Required task = Identify, in the records below, every line where the string "shading" appears, and copy each such line.

Dataset entries on figures
·····
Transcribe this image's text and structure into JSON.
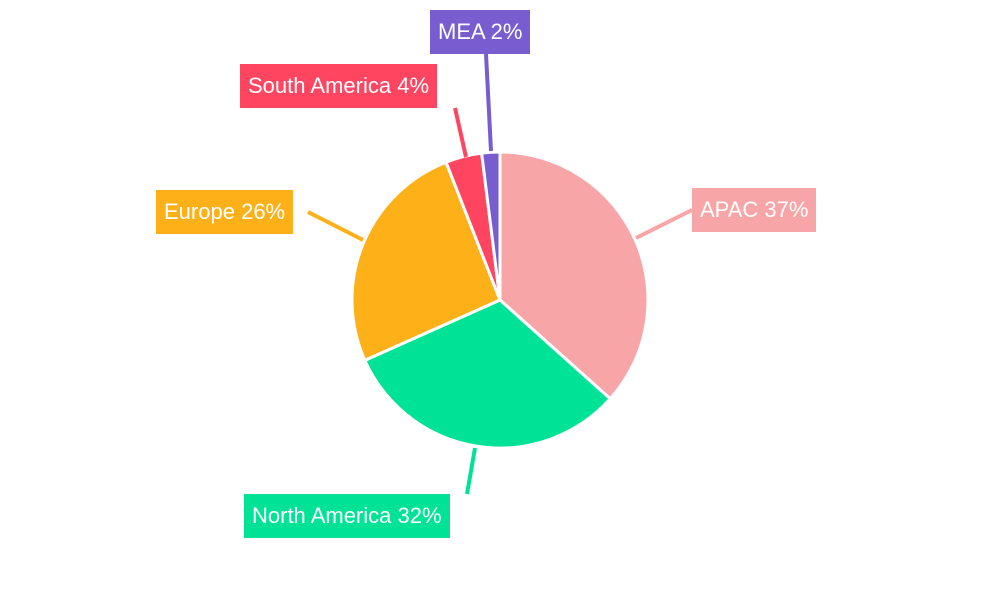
{
  "chart_data": {
    "type": "pie",
    "title": "",
    "start_angle_deg": 0,
    "direction": "clockwise",
    "slices": [
      {
        "label": "APAC",
        "value": 37,
        "percent_label": "37%",
        "color": "#F8A5A8"
      },
      {
        "label": "North America",
        "value": 32,
        "percent_label": "32%",
        "color": "#00E396"
      },
      {
        "label": "Europe",
        "value": 26,
        "percent_label": "26%",
        "color": "#FEB019"
      },
      {
        "label": "South America",
        "value": 4,
        "percent_label": "4%",
        "color": "#FF4560"
      },
      {
        "label": "MEA",
        "value": 2,
        "percent_label": "2%",
        "color": "#775DD0"
      }
    ],
    "legend": "none",
    "labels": "outside-callouts"
  }
}
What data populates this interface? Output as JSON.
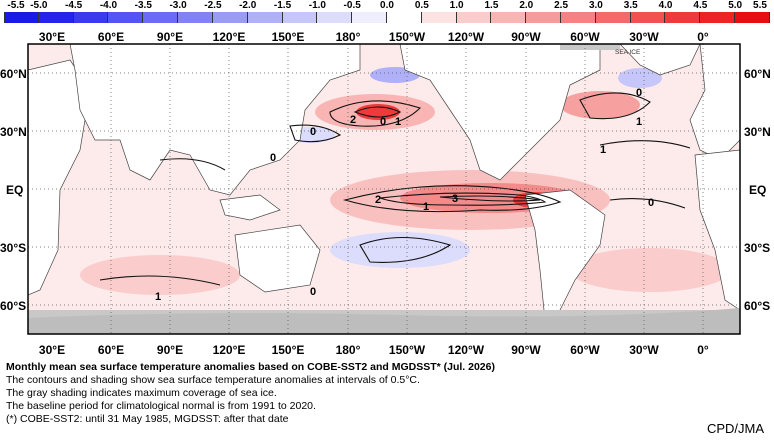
{
  "colorbar": {
    "ticks": [
      "-5.5",
      "-5.0",
      "-4.5",
      "-4.0",
      "-3.5",
      "-3.0",
      "-2.5",
      "-2.0",
      "-1.5",
      "-1.0",
      "-0.5",
      "0.0",
      "0.5",
      "1.0",
      "1.5",
      "2.0",
      "2.5",
      "3.0",
      "3.5",
      "4.0",
      "4.5",
      "5.0",
      "5.5"
    ],
    "colors": [
      "#1a1ae6",
      "#2424ea",
      "#3a3aef",
      "#5454f2",
      "#6b6bf4",
      "#8282f5",
      "#9a9af7",
      "#b0b0f9",
      "#c6c6fb",
      "#dcdcfc",
      "#eeeefe",
      "#ffffff",
      "#fde2e2",
      "#fbcccc",
      "#f9b4b4",
      "#f79b9b",
      "#f58282",
      "#f36a6a",
      "#f05252",
      "#ee3a3a",
      "#ec2424",
      "#e60e0e"
    ]
  },
  "map": {
    "top_lon_labels": [
      "30°E",
      "60°E",
      "90°E",
      "120°E",
      "150°E",
      "180°",
      "150°W",
      "120°W",
      "90°W",
      "60°W",
      "30°W",
      "0°"
    ],
    "bottom_lon_labels": [
      "30°E",
      "60°E",
      "90°E",
      "120°E",
      "150°E",
      "180°",
      "150°W",
      "120°W",
      "90°W",
      "60°W",
      "30°W",
      "0°"
    ],
    "lat_labels": [
      "60°N",
      "30°N",
      "EQ",
      "30°S",
      "60°S"
    ],
    "sea_ice_label": "SEA ICE",
    "contour_labels": [
      {
        "text": "2"
      },
      {
        "text": "0"
      },
      {
        "text": "1"
      },
      {
        "text": "0"
      },
      {
        "text": "0"
      },
      {
        "text": "2"
      },
      {
        "text": "1"
      },
      {
        "text": "3"
      },
      {
        "text": "0"
      },
      {
        "text": "1"
      },
      {
        "text": "1"
      },
      {
        "text": "0"
      },
      {
        "text": "1"
      },
      {
        "text": "0"
      }
    ]
  },
  "caption": {
    "title": "Monthly mean sea surface temperature anomalies based on COBE-SST2 and MGDSST* (Jul. 2026)",
    "line1": "The contours and shading show sea surface temperature anomalies at intervals of 0.5°C.",
    "line2": "The gray shading indicates maximum coverage of sea ice.",
    "line3": "The baseline period for climatological normal is from 1991 to 2020.",
    "line4": "(*) COBE-SST2: until 31 May 1985, MGDSST: after that date"
  },
  "credit": "CPD/JMA"
}
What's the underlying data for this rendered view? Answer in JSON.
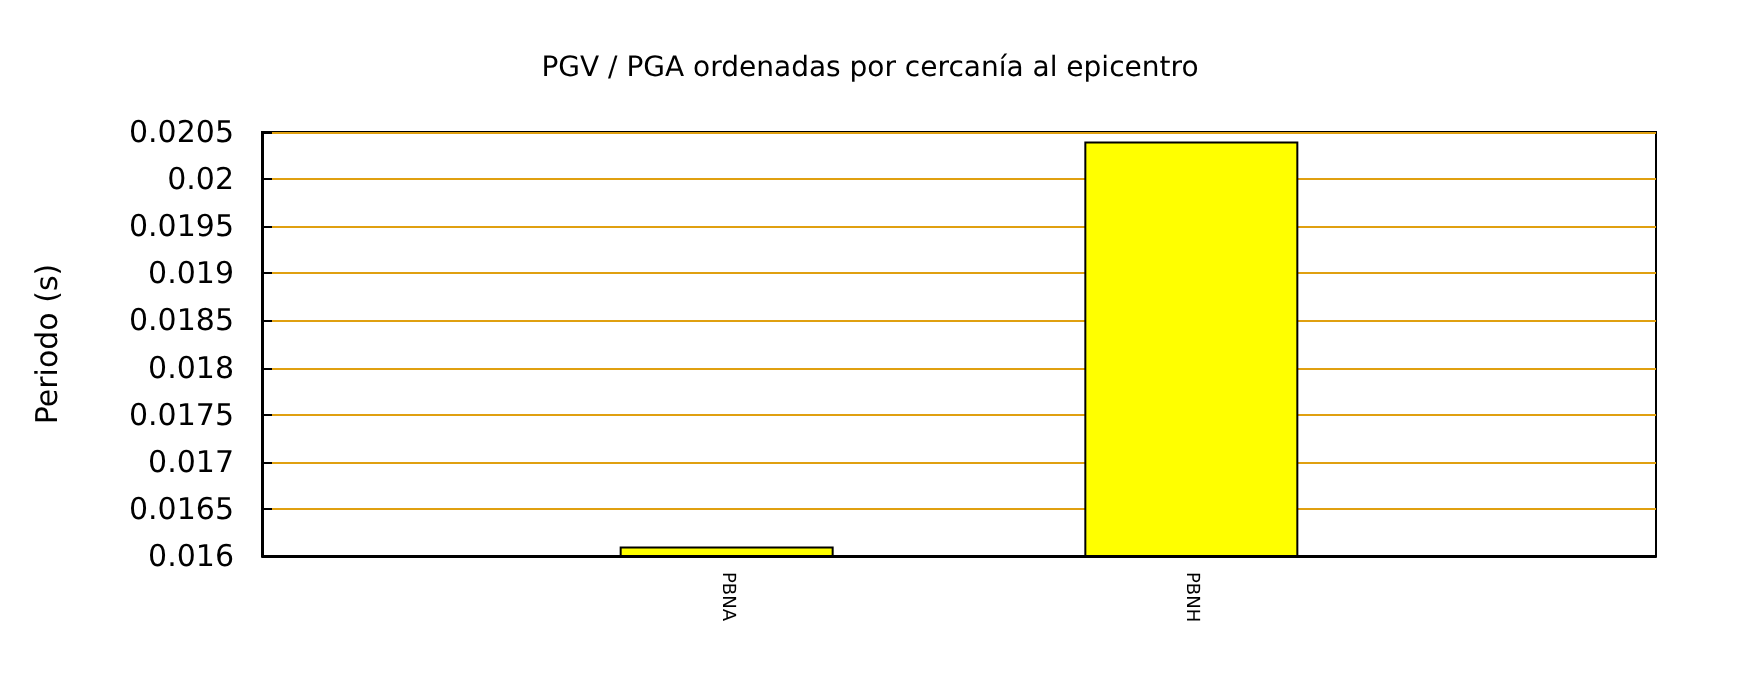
{
  "chart_data": {
    "type": "bar",
    "title": "PGV / PGA ordenadas por cercanía al epicentro",
    "ylabel": "Periodo (s)",
    "categories": [
      "PBNA",
      "PBNH"
    ],
    "values": [
      0.0161,
      0.0204
    ],
    "color": "#ffff00",
    "ylim": [
      0.016,
      0.0205
    ],
    "yticks": [
      0.016,
      0.0165,
      0.017,
      0.0175,
      0.018,
      0.0185,
      0.019,
      0.0195,
      0.02,
      0.0205
    ],
    "grid": "y"
  }
}
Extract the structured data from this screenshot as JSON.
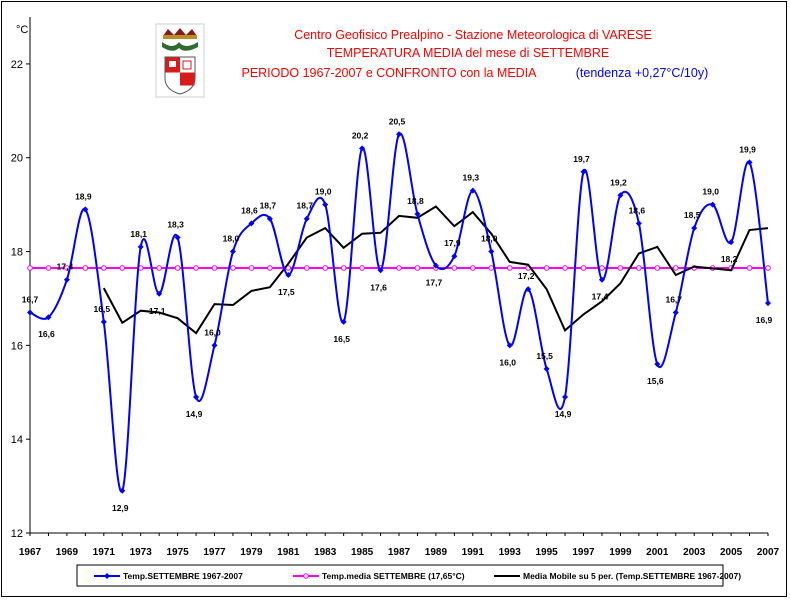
{
  "chart_data": {
    "type": "line",
    "title_lines": [
      "Centro Geofisico Prealpino - Stazione Meteorologica di VARESE",
      "TEMPERATURA MEDIA del mese di SETTEMBRE",
      "PERIODO 1967-2007 e CONFRONTO con la MEDIA"
    ],
    "trend_note": "(tendenza +0,27°C/10y)",
    "y_unit": "°C",
    "ylim": [
      12,
      23
    ],
    "yticks": [
      12,
      14,
      16,
      18,
      20,
      22
    ],
    "xlim": [
      1967,
      2007
    ],
    "xticks": [
      1967,
      1969,
      1971,
      1973,
      1975,
      1977,
      1979,
      1981,
      1983,
      1985,
      1987,
      1989,
      1991,
      1993,
      1995,
      1997,
      1999,
      2001,
      2003,
      2005,
      2007
    ],
    "grid": false,
    "legend_position": "bottom",
    "series": [
      {
        "name": "Temp.SETTEMBRE 1967-2007",
        "color": "#0000ff",
        "marker": "diamond",
        "x": [
          1967,
          1968,
          1969,
          1970,
          1971,
          1972,
          1973,
          1974,
          1975,
          1976,
          1977,
          1978,
          1979,
          1980,
          1981,
          1982,
          1983,
          1984,
          1985,
          1986,
          1987,
          1988,
          1989,
          1990,
          1991,
          1992,
          1993,
          1994,
          1995,
          1996,
          1997,
          1998,
          1999,
          2000,
          2001,
          2002,
          2003,
          2004,
          2005,
          2006,
          2007
        ],
        "values": [
          16.7,
          16.6,
          17.4,
          18.9,
          16.5,
          12.9,
          18.1,
          17.1,
          18.3,
          14.9,
          16.0,
          18.0,
          18.6,
          18.7,
          17.5,
          18.7,
          19.0,
          16.5,
          20.2,
          17.6,
          20.5,
          18.8,
          17.7,
          17.9,
          19.3,
          18.0,
          16.0,
          17.2,
          15.5,
          14.9,
          19.7,
          17.4,
          19.2,
          18.6,
          15.6,
          16.7,
          18.5,
          19.0,
          18.2,
          19.9,
          16.9
        ]
      },
      {
        "name": "Temp.media SETTEMBRE (17,65°C)",
        "color": "#ff00ff",
        "marker": "circle",
        "x": [
          1967,
          1968,
          1969,
          1970,
          1971,
          1972,
          1973,
          1974,
          1975,
          1976,
          1977,
          1978,
          1979,
          1980,
          1981,
          1982,
          1983,
          1984,
          1985,
          1986,
          1987,
          1988,
          1989,
          1990,
          1991,
          1992,
          1993,
          1994,
          1995,
          1996,
          1997,
          1998,
          1999,
          2000,
          2001,
          2002,
          2003,
          2004,
          2005,
          2006,
          2007
        ],
        "values": [
          17.65,
          17.65,
          17.65,
          17.65,
          17.65,
          17.65,
          17.65,
          17.65,
          17.65,
          17.65,
          17.65,
          17.65,
          17.65,
          17.65,
          17.65,
          17.65,
          17.65,
          17.65,
          17.65,
          17.65,
          17.65,
          17.65,
          17.65,
          17.65,
          17.65,
          17.65,
          17.65,
          17.65,
          17.65,
          17.65,
          17.65,
          17.65,
          17.65,
          17.65,
          17.65,
          17.65,
          17.65,
          17.65,
          17.65,
          17.65,
          17.65
        ]
      },
      {
        "name": "Media Mobile su 5 per. (Temp.SETTEMBRE 1967-2007)",
        "color": "#000000",
        "marker": "none",
        "x": [
          1971,
          1972,
          1973,
          1974,
          1975,
          1976,
          1977,
          1978,
          1979,
          1980,
          1981,
          1982,
          1983,
          1984,
          1985,
          1986,
          1987,
          1988,
          1989,
          1990,
          1991,
          1992,
          1993,
          1994,
          1995,
          1996,
          1997,
          1998,
          1999,
          2000,
          2001,
          2002,
          2003,
          2004,
          2005,
          2006,
          2007
        ],
        "values": [
          17.22,
          16.48,
          16.74,
          16.7,
          16.58,
          16.26,
          16.88,
          16.86,
          17.16,
          17.24,
          17.74,
          18.3,
          18.5,
          18.08,
          18.38,
          18.4,
          18.76,
          18.72,
          18.96,
          18.54,
          18.84,
          18.38,
          17.78,
          17.72,
          17.2,
          16.32,
          16.66,
          16.94,
          17.32,
          17.96,
          18.1,
          17.5,
          17.68,
          17.64,
          17.6,
          18.46,
          18.5
        ]
      }
    ],
    "data_labels": {
      "1967": "16,7",
      "1968": "16,6",
      "1969": "17,4",
      "1970": "18,9",
      "1971": "16,5",
      "1972": "12,9",
      "1973": "18,1",
      "1974": "17,1",
      "1975": "18,3",
      "1976": "14,9",
      "1977": "16,0",
      "1978": "18,0",
      "1979": "18,6",
      "1980": "18,7",
      "1981": "17,5",
      "1982": "18,7",
      "1983": "19,0",
      "1984": "16,5",
      "1985": "20,2",
      "1986": "17,6",
      "1987": "20,5",
      "1988": "18,8",
      "1989": "17,7",
      "1990": "17,9",
      "1991": "19,3",
      "1992": "18,0",
      "1993": "16,0",
      "1994": "17,2",
      "1995": "15,5",
      "1996": "14,9",
      "1997": "19,7",
      "1998": "17,4",
      "1999": "19,2",
      "2000": "18,6",
      "2001": "15,6",
      "2002": "16,7",
      "2003": "18,5",
      "2004": "19,0",
      "2005": "18,2",
      "2006": "19,9",
      "2007": "16,9"
    }
  }
}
·····
Problem solution =
    "line1": "The contours and shading show sea surface temperature anomalies at intervals of 0.5°C.",
    "line2": "The gray shading indicates maximum coverage of sea ice.",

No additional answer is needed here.